§ Written request
Below is a listing; reproduce each line of it exactly.

[start of Material for the task]

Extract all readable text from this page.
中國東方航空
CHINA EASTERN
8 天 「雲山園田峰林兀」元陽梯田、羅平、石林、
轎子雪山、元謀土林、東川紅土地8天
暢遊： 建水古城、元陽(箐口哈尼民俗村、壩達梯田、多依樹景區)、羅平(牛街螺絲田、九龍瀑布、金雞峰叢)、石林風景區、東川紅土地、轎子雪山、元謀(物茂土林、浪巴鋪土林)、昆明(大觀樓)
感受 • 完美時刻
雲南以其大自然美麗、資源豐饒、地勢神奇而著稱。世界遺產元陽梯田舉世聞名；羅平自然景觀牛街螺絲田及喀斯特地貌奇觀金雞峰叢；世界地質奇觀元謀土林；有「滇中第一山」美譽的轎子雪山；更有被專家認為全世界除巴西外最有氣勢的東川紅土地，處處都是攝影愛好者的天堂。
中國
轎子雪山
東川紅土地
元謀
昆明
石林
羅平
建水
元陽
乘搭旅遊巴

[end of Material for the task]

§ Exercise answer
Extract all readable text from this page.
中國東方航空
CHINA EASTERN
8 天 「雲山園田峰林兀」元陽梯田、羅平、石林、
轎子雪山、元謀土林、東川紅土地8天
暢遊： 建水古城、元陽(箐口哈尼民俗村、壩達梯田、多依樹景區)、羅平(牛街螺絲田、九龍瀑布、金雞峰叢)、石林風景區、東川紅土地、轎子雪山、元謀(物茂土林、浪巴鋪土林)、昆明(大觀樓)
感受 • 完美時刻
雲南以其大自然美麗、資源豐饒、地勢神奇而著稱。世界遺產元陽梯田舉世聞名；羅平自然景觀牛街螺絲田及喀斯特地貌奇觀金雞峰叢；世界地質奇觀元謀土林；有「滇中第一山」美譽的轎子雪山；更有被專家認為全世界除巴西外最有氣勢的東川紅土地，處處都是攝影愛好者的天堂。
中國
轎子雪山
東川紅土地
元謀
昆明
石林
羅平
建水
元陽
乘搭旅遊巴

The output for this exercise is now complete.